GIVEN ENTRIES
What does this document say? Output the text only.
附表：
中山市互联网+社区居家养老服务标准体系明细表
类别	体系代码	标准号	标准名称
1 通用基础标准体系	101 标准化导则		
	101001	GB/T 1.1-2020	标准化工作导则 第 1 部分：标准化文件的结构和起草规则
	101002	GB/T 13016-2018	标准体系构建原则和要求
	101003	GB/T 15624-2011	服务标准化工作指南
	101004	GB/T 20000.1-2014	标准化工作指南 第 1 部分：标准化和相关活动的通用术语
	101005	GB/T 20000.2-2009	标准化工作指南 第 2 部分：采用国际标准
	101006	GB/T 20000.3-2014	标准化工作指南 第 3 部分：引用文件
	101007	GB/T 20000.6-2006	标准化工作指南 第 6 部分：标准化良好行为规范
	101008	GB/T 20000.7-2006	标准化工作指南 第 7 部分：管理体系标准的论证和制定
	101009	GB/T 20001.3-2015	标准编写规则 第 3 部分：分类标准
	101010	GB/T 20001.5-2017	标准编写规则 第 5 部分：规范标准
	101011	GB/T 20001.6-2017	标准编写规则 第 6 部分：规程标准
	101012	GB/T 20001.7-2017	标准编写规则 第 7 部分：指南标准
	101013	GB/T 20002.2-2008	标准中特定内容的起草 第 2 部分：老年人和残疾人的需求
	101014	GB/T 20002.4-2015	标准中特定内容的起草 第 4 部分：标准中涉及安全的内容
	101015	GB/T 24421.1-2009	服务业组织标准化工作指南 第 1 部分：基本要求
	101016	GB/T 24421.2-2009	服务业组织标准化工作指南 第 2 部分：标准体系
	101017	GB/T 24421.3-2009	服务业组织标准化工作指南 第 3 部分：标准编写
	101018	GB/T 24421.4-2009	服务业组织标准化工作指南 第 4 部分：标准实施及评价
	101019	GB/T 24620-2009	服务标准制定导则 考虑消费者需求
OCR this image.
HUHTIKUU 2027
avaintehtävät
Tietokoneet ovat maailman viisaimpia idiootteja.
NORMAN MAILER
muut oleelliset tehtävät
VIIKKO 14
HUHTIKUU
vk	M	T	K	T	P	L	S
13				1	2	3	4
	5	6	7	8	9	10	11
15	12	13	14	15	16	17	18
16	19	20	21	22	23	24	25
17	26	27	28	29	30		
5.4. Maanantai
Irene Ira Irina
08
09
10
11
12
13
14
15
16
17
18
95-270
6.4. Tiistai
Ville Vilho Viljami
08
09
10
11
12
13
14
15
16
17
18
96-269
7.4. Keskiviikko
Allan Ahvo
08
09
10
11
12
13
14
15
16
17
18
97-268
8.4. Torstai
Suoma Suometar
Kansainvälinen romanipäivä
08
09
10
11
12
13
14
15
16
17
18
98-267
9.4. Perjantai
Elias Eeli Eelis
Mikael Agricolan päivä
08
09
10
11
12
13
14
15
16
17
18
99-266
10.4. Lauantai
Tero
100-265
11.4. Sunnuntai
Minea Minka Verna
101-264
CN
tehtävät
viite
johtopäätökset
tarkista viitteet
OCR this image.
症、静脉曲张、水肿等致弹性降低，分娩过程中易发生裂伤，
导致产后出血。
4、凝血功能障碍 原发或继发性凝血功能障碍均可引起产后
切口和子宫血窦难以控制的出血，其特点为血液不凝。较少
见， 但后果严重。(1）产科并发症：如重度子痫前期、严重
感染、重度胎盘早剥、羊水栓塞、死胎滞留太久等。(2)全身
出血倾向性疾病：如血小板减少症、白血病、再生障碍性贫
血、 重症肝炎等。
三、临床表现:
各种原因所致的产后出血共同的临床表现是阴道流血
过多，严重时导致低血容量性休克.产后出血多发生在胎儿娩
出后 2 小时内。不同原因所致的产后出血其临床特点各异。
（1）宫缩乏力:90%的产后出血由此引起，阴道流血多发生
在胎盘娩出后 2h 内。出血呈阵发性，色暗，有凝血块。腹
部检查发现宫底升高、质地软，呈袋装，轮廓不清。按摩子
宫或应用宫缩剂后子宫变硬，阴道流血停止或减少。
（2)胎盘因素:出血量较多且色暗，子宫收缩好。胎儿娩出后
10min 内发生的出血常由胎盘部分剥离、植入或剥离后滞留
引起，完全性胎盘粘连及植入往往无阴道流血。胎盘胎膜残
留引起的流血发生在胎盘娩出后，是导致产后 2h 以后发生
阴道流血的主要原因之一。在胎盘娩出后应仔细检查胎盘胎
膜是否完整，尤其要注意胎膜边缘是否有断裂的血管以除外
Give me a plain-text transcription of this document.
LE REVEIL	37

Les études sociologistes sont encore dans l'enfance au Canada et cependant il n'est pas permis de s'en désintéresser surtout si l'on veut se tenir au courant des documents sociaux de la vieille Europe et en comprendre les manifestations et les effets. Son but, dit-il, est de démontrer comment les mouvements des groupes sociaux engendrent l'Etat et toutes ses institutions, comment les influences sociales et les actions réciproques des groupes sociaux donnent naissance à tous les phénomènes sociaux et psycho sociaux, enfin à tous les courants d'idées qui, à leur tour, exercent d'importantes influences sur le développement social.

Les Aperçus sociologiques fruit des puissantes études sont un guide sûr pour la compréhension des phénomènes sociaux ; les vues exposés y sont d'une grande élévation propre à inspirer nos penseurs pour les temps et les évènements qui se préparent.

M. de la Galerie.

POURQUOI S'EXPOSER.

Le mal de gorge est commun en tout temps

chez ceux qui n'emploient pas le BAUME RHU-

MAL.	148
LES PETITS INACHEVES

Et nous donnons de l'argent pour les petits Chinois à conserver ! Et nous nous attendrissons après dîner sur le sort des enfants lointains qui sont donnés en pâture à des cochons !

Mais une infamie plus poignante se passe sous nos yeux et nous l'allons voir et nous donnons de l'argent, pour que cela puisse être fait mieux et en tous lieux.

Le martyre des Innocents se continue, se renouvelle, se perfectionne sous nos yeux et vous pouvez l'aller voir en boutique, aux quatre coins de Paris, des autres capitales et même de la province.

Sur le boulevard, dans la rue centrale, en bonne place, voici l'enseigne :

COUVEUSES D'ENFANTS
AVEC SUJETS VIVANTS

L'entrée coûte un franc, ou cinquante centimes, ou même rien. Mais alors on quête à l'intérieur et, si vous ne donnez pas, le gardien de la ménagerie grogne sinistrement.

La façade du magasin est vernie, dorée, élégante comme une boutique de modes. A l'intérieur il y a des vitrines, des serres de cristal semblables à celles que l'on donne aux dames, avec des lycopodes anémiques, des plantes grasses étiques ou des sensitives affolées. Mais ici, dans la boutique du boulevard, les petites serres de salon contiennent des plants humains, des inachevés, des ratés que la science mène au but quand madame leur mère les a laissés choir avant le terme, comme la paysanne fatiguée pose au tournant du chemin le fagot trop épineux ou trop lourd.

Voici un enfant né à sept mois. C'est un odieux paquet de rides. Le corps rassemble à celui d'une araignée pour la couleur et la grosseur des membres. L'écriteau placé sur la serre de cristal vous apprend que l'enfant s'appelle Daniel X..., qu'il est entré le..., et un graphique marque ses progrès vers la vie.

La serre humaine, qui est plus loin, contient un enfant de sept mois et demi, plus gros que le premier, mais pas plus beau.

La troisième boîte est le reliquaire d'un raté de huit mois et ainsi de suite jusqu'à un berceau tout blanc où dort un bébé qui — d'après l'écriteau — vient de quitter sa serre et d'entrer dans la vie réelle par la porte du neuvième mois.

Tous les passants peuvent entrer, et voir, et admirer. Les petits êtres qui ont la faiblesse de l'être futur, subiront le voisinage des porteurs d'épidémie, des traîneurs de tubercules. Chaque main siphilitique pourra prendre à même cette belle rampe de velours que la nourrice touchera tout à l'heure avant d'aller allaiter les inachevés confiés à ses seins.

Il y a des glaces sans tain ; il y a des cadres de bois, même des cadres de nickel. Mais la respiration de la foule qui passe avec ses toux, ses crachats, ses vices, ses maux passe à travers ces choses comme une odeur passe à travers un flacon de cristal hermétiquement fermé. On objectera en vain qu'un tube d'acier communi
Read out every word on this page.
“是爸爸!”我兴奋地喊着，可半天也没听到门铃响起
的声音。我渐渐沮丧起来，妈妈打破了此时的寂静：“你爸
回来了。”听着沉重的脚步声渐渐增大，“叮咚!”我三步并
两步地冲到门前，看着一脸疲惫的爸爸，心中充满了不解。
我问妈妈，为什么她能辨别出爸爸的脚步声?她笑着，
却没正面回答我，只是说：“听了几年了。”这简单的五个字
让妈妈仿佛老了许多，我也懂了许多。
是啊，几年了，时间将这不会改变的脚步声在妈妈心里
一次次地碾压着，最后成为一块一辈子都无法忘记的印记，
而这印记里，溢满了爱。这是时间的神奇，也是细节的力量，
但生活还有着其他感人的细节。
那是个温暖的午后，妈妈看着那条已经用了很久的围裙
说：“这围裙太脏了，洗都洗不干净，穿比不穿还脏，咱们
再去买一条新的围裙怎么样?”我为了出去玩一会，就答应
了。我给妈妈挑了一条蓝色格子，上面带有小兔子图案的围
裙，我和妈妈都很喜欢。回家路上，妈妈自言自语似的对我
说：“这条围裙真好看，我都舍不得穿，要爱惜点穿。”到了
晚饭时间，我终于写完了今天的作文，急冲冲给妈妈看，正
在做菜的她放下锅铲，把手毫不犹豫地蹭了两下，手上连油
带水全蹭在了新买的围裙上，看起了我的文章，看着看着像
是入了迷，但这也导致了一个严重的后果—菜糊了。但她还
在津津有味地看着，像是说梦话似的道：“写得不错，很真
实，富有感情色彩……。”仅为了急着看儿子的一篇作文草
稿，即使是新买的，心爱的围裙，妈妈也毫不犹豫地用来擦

TASK DIRECTIONS
Of the lines in the material, how many hold the word "标准中特定内容的起草"? Reply with the number only.

ANSWER TO THE EXERCISE
2